Dataset records -

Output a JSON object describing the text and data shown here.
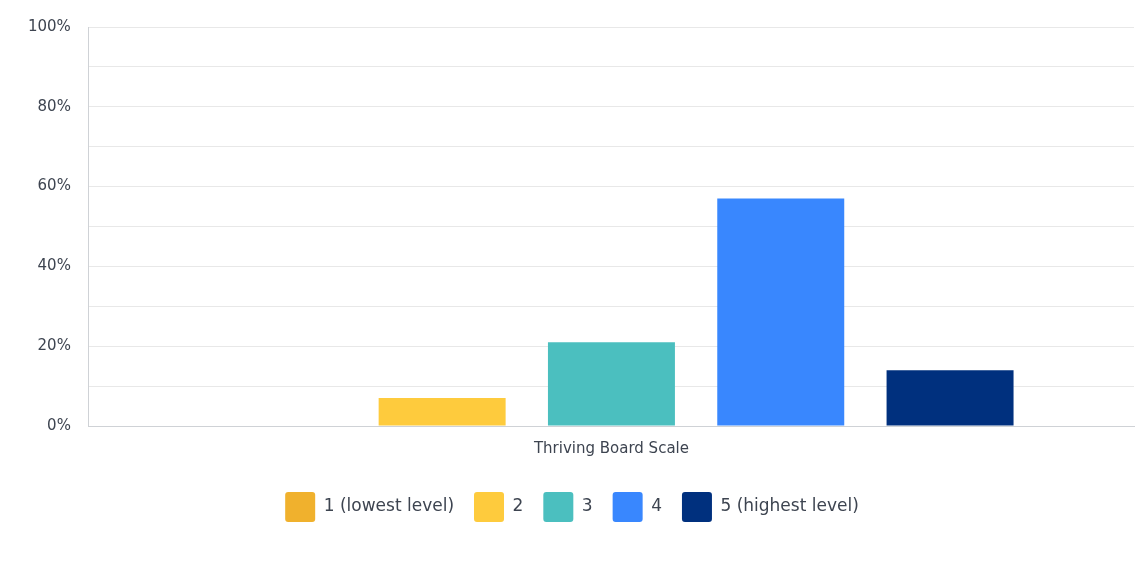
{
  "chart_data": {
    "type": "bar",
    "categories": [
      "Thriving Board Scale"
    ],
    "series": [
      {
        "name": "1 (lowest level)",
        "color": "#f0b12d",
        "values": [
          0
        ]
      },
      {
        "name": "2",
        "color": "#fecb3d",
        "values": [
          7
        ]
      },
      {
        "name": "3",
        "color": "#4bbfbf",
        "values": [
          21
        ]
      },
      {
        "name": "4",
        "color": "#3987fe",
        "values": [
          57
        ]
      },
      {
        "name": "5 (highest level)",
        "color": "#00307e",
        "values": [
          14
        ]
      }
    ],
    "ylim": [
      0,
      100
    ],
    "yticks": [
      {
        "value": 0,
        "label": "0%"
      },
      {
        "value": 10,
        "label": null
      },
      {
        "value": 20,
        "label": "20%"
      },
      {
        "value": 30,
        "label": null
      },
      {
        "value": 40,
        "label": "40%"
      },
      {
        "value": 50,
        "label": null
      },
      {
        "value": 60,
        "label": "60%"
      },
      {
        "value": 70,
        "label": null
      },
      {
        "value": 80,
        "label": "80%"
      },
      {
        "value": 90,
        "label": null
      },
      {
        "value": 100,
        "label": "100%"
      }
    ],
    "grid": "y",
    "legend": "bottom"
  }
}
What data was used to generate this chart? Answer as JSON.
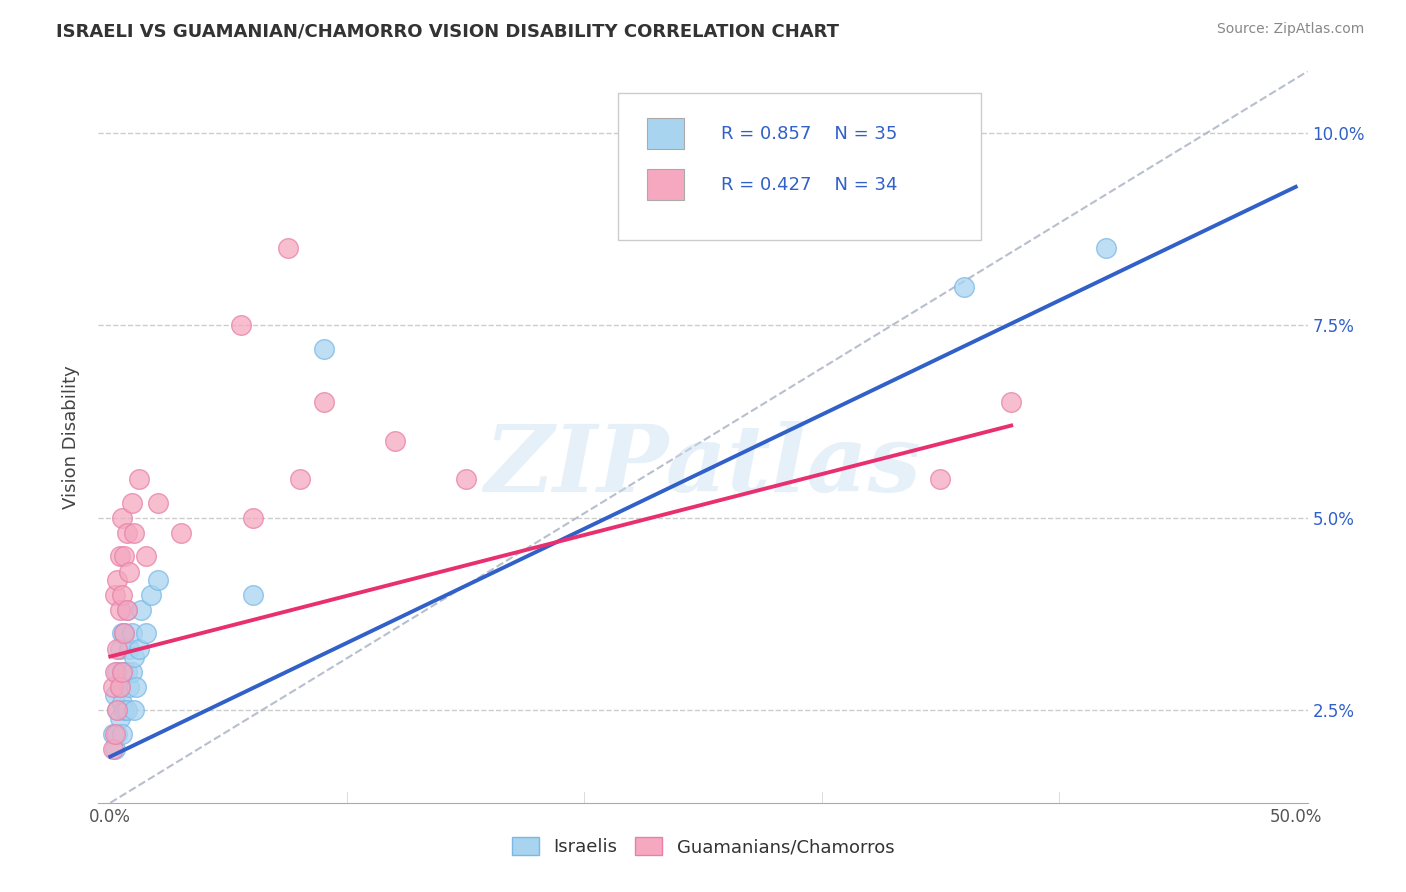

What you have to do - Repeat the material above word for word and skip every image in it.

Correct response -
Output a JSON object describing the text and data shown here.
{
  "chart_data": {
    "type": "bar",
    "categories": [
      "Thriving Board Scale"
    ],
    "series": [
      {
        "name": "1 (lowest level)",
        "color": "#f0b12d",
        "values": [
          0
        ]
      },
      {
        "name": "2",
        "color": "#fecb3d",
        "values": [
          7
        ]
      },
      {
        "name": "3",
        "color": "#4bbfbf",
        "values": [
          21
        ]
      },
      {
        "name": "4",
        "color": "#3987fe",
        "values": [
          57
        ]
      },
      {
        "name": "5 (highest level)",
        "color": "#00307e",
        "values": [
          14
        ]
      }
    ],
    "ylim": [
      0,
      100
    ],
    "yticks": [
      {
        "value": 0,
        "label": "0%"
      },
      {
        "value": 10,
        "label": null
      },
      {
        "value": 20,
        "label": "20%"
      },
      {
        "value": 30,
        "label": null
      },
      {
        "value": 40,
        "label": "40%"
      },
      {
        "value": 50,
        "label": null
      },
      {
        "value": 60,
        "label": "60%"
      },
      {
        "value": 70,
        "label": null
      },
      {
        "value": 80,
        "label": "80%"
      },
      {
        "value": 90,
        "label": null
      },
      {
        "value": 100,
        "label": "100%"
      }
    ],
    "grid": "y",
    "legend": "bottom"
  }
}
What data was used to generate this chart? Answer as JSON.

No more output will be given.